* Begin Data provided *

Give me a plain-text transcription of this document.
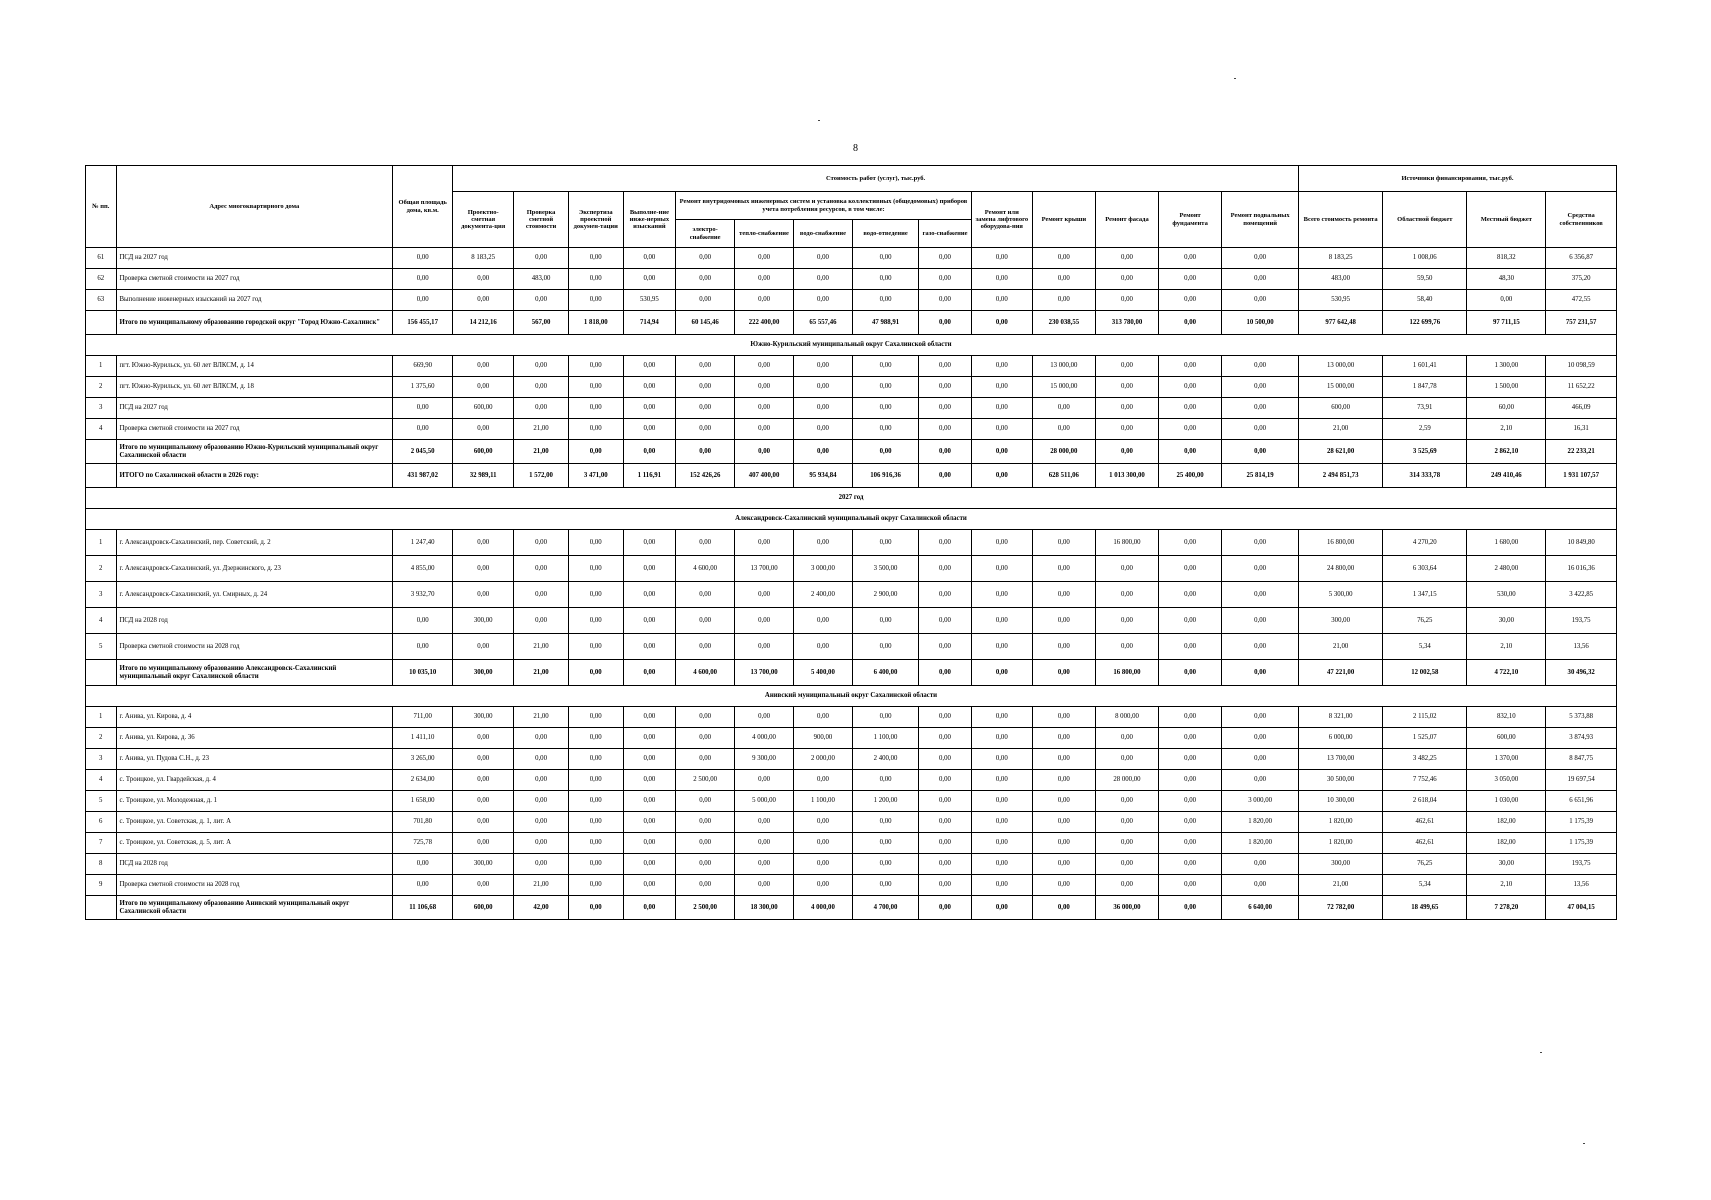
8
№ пп.	Адрес многоквартирного дома	Общая площадь дома, кв.м.	Стоимость работ (услуг), тыс.руб.														Источники финансирования, тыс.руб.			
			Проектно-сметная документа-ция	Проверка сметной стоимости	Экспертиза проектной докумен-тации	Выполне-ние инже-нерных изысканий	Ремонт внутридомовых инженерных систем и установка коллективных (общедомовых) приборов учета потребления ресурсов, в том числе:					Ремонт или замена лифтового оборудова-ния	Ремонт крыши	Ремонт фасада	Ремонт фундамента	Ремонт подвальных помещений	Всего стоимость ремонта	Областной бюджет	Местный бюджет	Средства собственников
							электро-снабжение	тепло-снабжение	водо-снабжение	водо-отведение	газо-снабжение									
61	ПСД на 2027 год	0,00	8 183,25	0,00	0,00	0,00	0,00	0,00	0,00	0,00	0,00	0,00	0,00	0,00	0,00	0,00	8 183,25	1 008,06	818,32	6 356,87
62	Проверка сметной стоимости на 2027 год	0,00	0,00	483,00	0,00	0,00	0,00	0,00	0,00	0,00	0,00	0,00	0,00	0,00	0,00	0,00	483,00	59,50	48,30	375,20
63	Выполнение инженерных изысканий на 2027 год	0,00	0,00	0,00	0,00	530,95	0,00	0,00	0,00	0,00	0,00	0,00	0,00	0,00	0,00	0,00	530,95	58,40	0,00	472,55
	Итого по муниципальному образованию городской округ "Город Южно-Сахалинск"	156 455,17	14 212,16	567,00	1 818,00	714,94	60 145,46	222 400,00	65 557,46	47 988,91	0,00	0,00	230 038,55	313 780,00	0,00	10 500,00	977 642,48	122 699,76	97 711,15	757 231,57
Южно-Курильский муниципальный округ Сахалинской области																				
1	пгт. Южно-Курильск, ул. 60 лет ВЛКСМ, д. 14	669,90	0,00	0,00	0,00	0,00	0,00	0,00	0,00	0,00	0,00	0,00	13 000,00	0,00	0,00	0,00	13 000,00	1 601,41	1 300,00	10 098,59
2	пгт. Южно-Курильск, ул. 60 лет ВЛКСМ, д. 18	1 375,60	0,00	0,00	0,00	0,00	0,00	0,00	0,00	0,00	0,00	0,00	15 000,00	0,00	0,00	0,00	15 000,00	1 847,78	1 500,00	11 652,22
3	ПСД на 2027 год	0,00	600,00	0,00	0,00	0,00	0,00	0,00	0,00	0,00	0,00	0,00	0,00	0,00	0,00	0,00	600,00	73,91	60,00	466,09
4	Проверка сметной стоимости на 2027 год	0,00	0,00	21,00	0,00	0,00	0,00	0,00	0,00	0,00	0,00	0,00	0,00	0,00	0,00	0,00	21,00	2,59	2,10	16,31
	Итого по муниципальному образованию Южно-Курильский муниципальный округ Сахалинской области	2 045,50	600,00	21,00	0,00	0,00	0,00	0,00	0,00	0,00	0,00	0,00	28 000,00	0,00	0,00	0,00	28 621,00	3 525,69	2 862,10	22 233,21
	ИТОГО по Сахалинской области в 2026 году:	431 987,02	32 989,11	1 572,00	3 471,00	1 116,91	152 426,26	407 400,00	95 934,84	106 916,36	0,00	0,00	628 511,06	1 013 300,00	25 400,00	25 814,19	2 494 851,73	314 333,78	249 410,46	1 931 107,57
2027 год																				
Александровск-Сахалинский муниципальный округ Сахалинской области																				
1	г. Александровск-Сахалинский, пер. Советский, д. 2	1 247,40	0,00	0,00	0,00	0,00	0,00	0,00	0,00	0,00	0,00	0,00	0,00	16 800,00	0,00	0,00	16 800,00	4 270,20	1 680,00	10 849,80
2	г. Александровск-Сахалинский, ул. Дзержинского, д. 23	4 855,00	0,00	0,00	0,00	0,00	4 600,00	13 700,00	3 000,00	3 500,00	0,00	0,00	0,00	0,00	0,00	0,00	24 800,00	6 303,64	2 480,00	16 016,36
3	г. Александровск-Сахалинский, ул. Смирных, д. 24	3 932,70	0,00	0,00	0,00	0,00	0,00	0,00	2 400,00	2 900,00	0,00	0,00	0,00	0,00	0,00	0,00	5 300,00	1 347,15	530,00	3 422,85
4	ПСД на 2028 год	0,00	300,00	0,00	0,00	0,00	0,00	0,00	0,00	0,00	0,00	0,00	0,00	0,00	0,00	0,00	300,00	76,25	30,00	193,75
5	Проверка сметной стоимости на 2028 год	0,00	0,00	21,00	0,00	0,00	0,00	0,00	0,00	0,00	0,00	0,00	0,00	0,00	0,00	0,00	21,00	5,34	2,10	13,56
	Итого по муниципальному образованию Александровск-Сахалинский муниципальный округ Сахалинской области	10 035,10	300,00	21,00	0,00	0,00	4 600,00	13 700,00	5 400,00	6 400,00	0,00	0,00	0,00	16 800,00	0,00	0,00	47 221,00	12 002,58	4 722,10	30 496,32
Анивский муниципальный округ Сахалинской области																				
1	г. Анива, ул. Кирова, д. 4	711,00	300,00	21,00	0,00	0,00	0,00	0,00	0,00	0,00	0,00	0,00	0,00	8 000,00	0,00	0,00	8 321,00	2 115,02	832,10	5 373,88
2	г. Анива, ул. Кирова, д. 36	1 411,10	0,00	0,00	0,00	0,00	0,00	4 000,00	900,00	1 100,00	0,00	0,00	0,00	0,00	0,00	0,00	6 000,00	1 525,07	600,00	3 874,93
3	г. Анива, ул. Пудова С.Н., д. 23	3 265,00	0,00	0,00	0,00	0,00	0,00	9 300,00	2 000,00	2 400,00	0,00	0,00	0,00	0,00	0,00	0,00	13 700,00	3 482,25	1 370,00	8 847,75
4	с. Троицкое, ул. Гвардейская, д. 4	2 634,00	0,00	0,00	0,00	0,00	2 500,00	0,00	0,00	0,00	0,00	0,00	0,00	28 000,00	0,00	0,00	30 500,00	7 752,46	3 050,00	19 697,54
5	с. Троицкое, ул. Молодежная, д. 1	1 658,00	0,00	0,00	0,00	0,00	0,00	5 000,00	1 100,00	1 200,00	0,00	0,00	0,00	0,00	0,00	3 000,00	10 300,00	2 618,04	1 030,00	6 651,96
6	с. Троицкое, ул. Советская, д. 1, лит. А	701,80	0,00	0,00	0,00	0,00	0,00	0,00	0,00	0,00	0,00	0,00	0,00	0,00	0,00	1 820,00	1 820,00	462,61	182,00	1 175,39
7	с. Троицкое, ул. Советская, д. 5, лит. А	725,78	0,00	0,00	0,00	0,00	0,00	0,00	0,00	0,00	0,00	0,00	0,00	0,00	0,00	1 820,00	1 820,00	462,61	182,00	1 175,39
8	ПСД на 2028 год	0,00	300,00	0,00	0,00	0,00	0,00	0,00	0,00	0,00	0,00	0,00	0,00	0,00	0,00	0,00	300,00	76,25	30,00	193,75
9	Проверка сметной стоимости на 2028 год	0,00	0,00	21,00	0,00	0,00	0,00	0,00	0,00	0,00	0,00	0,00	0,00	0,00	0,00	0,00	21,00	5,34	2,10	13,56
	Итого по муниципальному образованию Анивский муниципальный округ Сахалинской области	11 106,68	600,00	42,00	0,00	0,00	2 500,00	18 300,00	4 000,00	4 700,00	0,00	0,00	0,00	36 000,00	0,00	6 640,00	72 782,00	18 499,65	7 278,20	47 004,15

* End Data provided *

Pictures in the records above are left out; print everything else exactly as written.

__Task answer__:
Give me a plain-text transcription of this document.
8
№ пп.	Адрес многоквартирного дома	Общая площадь дома, кв.м.	Стоимость работ (услуг), тыс.руб.														Источники финансирования, тыс.руб.			
			Проектно-сметная документа-ция	Проверка сметной стоимости	Экспертиза проектной докумен-тации	Выполне-ние инже-нерных изысканий	Ремонт внутридомовых инженерных систем и установка коллективных (общедомовых) приборов учета потребления ресурсов, в том числе:					Ремонт или замена лифтового оборудова-ния	Ремонт крыши	Ремонт фасада	Ремонт фундамента	Ремонт подвальных помещений	Всего стоимость ремонта	Областной бюджет	Местный бюджет	Средства собственников
							электро-снабжение	тепло-снабжение	водо-снабжение	водо-отведение	газо-снабжение									
61	ПСД на 2027 год	0,00	8 183,25	0,00	0,00	0,00	0,00	0,00	0,00	0,00	0,00	0,00	0,00	0,00	0,00	0,00	8 183,25	1 008,06	818,32	6 356,87
62	Проверка сметной стоимости на 2027 год	0,00	0,00	483,00	0,00	0,00	0,00	0,00	0,00	0,00	0,00	0,00	0,00	0,00	0,00	0,00	483,00	59,50	48,30	375,20
63	Выполнение инженерных изысканий на 2027 год	0,00	0,00	0,00	0,00	530,95	0,00	0,00	0,00	0,00	0,00	0,00	0,00	0,00	0,00	0,00	530,95	58,40	0,00	472,55
	Итого по муниципальному образованию городской округ "Город Южно-Сахалинск"	156 455,17	14 212,16	567,00	1 818,00	714,94	60 145,46	222 400,00	65 557,46	47 988,91	0,00	0,00	230 038,55	313 780,00	0,00	10 500,00	977 642,48	122 699,76	97 711,15	757 231,57
Южно-Курильский муниципальный округ Сахалинской области																				
1	пгт. Южно-Курильск, ул. 60 лет ВЛКСМ, д. 14	669,90	0,00	0,00	0,00	0,00	0,00	0,00	0,00	0,00	0,00	0,00	13 000,00	0,00	0,00	0,00	13 000,00	1 601,41	1 300,00	10 098,59
2	пгт. Южно-Курильск, ул. 60 лет ВЛКСМ, д. 18	1 375,60	0,00	0,00	0,00	0,00	0,00	0,00	0,00	0,00	0,00	0,00	15 000,00	0,00	0,00	0,00	15 000,00	1 847,78	1 500,00	11 652,22
3	ПСД на 2027 год	0,00	600,00	0,00	0,00	0,00	0,00	0,00	0,00	0,00	0,00	0,00	0,00	0,00	0,00	0,00	600,00	73,91	60,00	466,09
4	Проверка сметной стоимости на 2027 год	0,00	0,00	21,00	0,00	0,00	0,00	0,00	0,00	0,00	0,00	0,00	0,00	0,00	0,00	0,00	21,00	2,59	2,10	16,31
	Итого по муниципальному образованию Южно-Курильский муниципальный округ Сахалинской области	2 045,50	600,00	21,00	0,00	0,00	0,00	0,00	0,00	0,00	0,00	0,00	28 000,00	0,00	0,00	0,00	28 621,00	3 525,69	2 862,10	22 233,21
	ИТОГО по Сахалинской области в 2026 году:	431 987,02	32 989,11	1 572,00	3 471,00	1 116,91	152 426,26	407 400,00	95 934,84	106 916,36	0,00	0,00	628 511,06	1 013 300,00	25 400,00	25 814,19	2 494 851,73	314 333,78	249 410,46	1 931 107,57
2027 год																				
Александровск-Сахалинский муниципальный округ Сахалинской области																				
1	г. Александровск-Сахалинский, пер. Советский, д. 2	1 247,40	0,00	0,00	0,00	0,00	0,00	0,00	0,00	0,00	0,00	0,00	0,00	16 800,00	0,00	0,00	16 800,00	4 270,20	1 680,00	10 849,80
2	г. Александровск-Сахалинский, ул. Дзержинского, д. 23	4 855,00	0,00	0,00	0,00	0,00	4 600,00	13 700,00	3 000,00	3 500,00	0,00	0,00	0,00	0,00	0,00	0,00	24 800,00	6 303,64	2 480,00	16 016,36
3	г. Александровск-Сахалинский, ул. Смирных, д. 24	3 932,70	0,00	0,00	0,00	0,00	0,00	0,00	2 400,00	2 900,00	0,00	0,00	0,00	0,00	0,00	0,00	5 300,00	1 347,15	530,00	3 422,85
4	ПСД на 2028 год	0,00	300,00	0,00	0,00	0,00	0,00	0,00	0,00	0,00	0,00	0,00	0,00	0,00	0,00	0,00	300,00	76,25	30,00	193,75
5	Проверка сметной стоимости на 2028 год	0,00	0,00	21,00	0,00	0,00	0,00	0,00	0,00	0,00	0,00	0,00	0,00	0,00	0,00	0,00	21,00	5,34	2,10	13,56
	Итого по муниципальному образованию Александровск-Сахалинский муниципальный округ Сахалинской области	10 035,10	300,00	21,00	0,00	0,00	4 600,00	13 700,00	5 400,00	6 400,00	0,00	0,00	0,00	16 800,00	0,00	0,00	47 221,00	12 002,58	4 722,10	30 496,32
Анивский муниципальный округ Сахалинской области																				
1	г. Анива, ул. Кирова, д. 4	711,00	300,00	21,00	0,00	0,00	0,00	0,00	0,00	0,00	0,00	0,00	0,00	8 000,00	0,00	0,00	8 321,00	2 115,02	832,10	5 373,88
2	г. Анива, ул. Кирова, д. 36	1 411,10	0,00	0,00	0,00	0,00	0,00	4 000,00	900,00	1 100,00	0,00	0,00	0,00	0,00	0,00	0,00	6 000,00	1 525,07	600,00	3 874,93
3	г. Анива, ул. Пудова С.Н., д. 23	3 265,00	0,00	0,00	0,00	0,00	0,00	9 300,00	2 000,00	2 400,00	0,00	0,00	0,00	0,00	0,00	0,00	13 700,00	3 482,25	1 370,00	8 847,75
4	с. Троицкое, ул. Гвардейская, д. 4	2 634,00	0,00	0,00	0,00	0,00	2 500,00	0,00	0,00	0,00	0,00	0,00	0,00	28 000,00	0,00	0,00	30 500,00	7 752,46	3 050,00	19 697,54
5	с. Троицкое, ул. Молодежная, д. 1	1 658,00	0,00	0,00	0,00	0,00	0,00	5 000,00	1 100,00	1 200,00	0,00	0,00	0,00	0,00	0,00	3 000,00	10 300,00	2 618,04	1 030,00	6 651,96
6	с. Троицкое, ул. Советская, д. 1, лит. А	701,80	0,00	0,00	0,00	0,00	0,00	0,00	0,00	0,00	0,00	0,00	0,00	0,00	0,00	1 820,00	1 820,00	462,61	182,00	1 175,39
7	с. Троицкое, ул. Советская, д. 5, лит. А	725,78	0,00	0,00	0,00	0,00	0,00	0,00	0,00	0,00	0,00	0,00	0,00	0,00	0,00	1 820,00	1 820,00	462,61	182,00	1 175,39
8	ПСД на 2028 год	0,00	300,00	0,00	0,00	0,00	0,00	0,00	0,00	0,00	0,00	0,00	0,00	0,00	0,00	0,00	300,00	76,25	30,00	193,75
9	Проверка сметной стоимости на 2028 год	0,00	0,00	21,00	0,00	0,00	0,00	0,00	0,00	0,00	0,00	0,00	0,00	0,00	0,00	0,00	21,00	5,34	2,10	13,56
	Итого по муниципальному образованию Анивский муниципальный округ Сахалинской области	11 106,68	600,00	42,00	0,00	0,00	2 500,00	18 300,00	4 000,00	4 700,00	0,00	0,00	0,00	36 000,00	0,00	6 640,00	72 782,00	18 499,65	7 278,20	47 004,15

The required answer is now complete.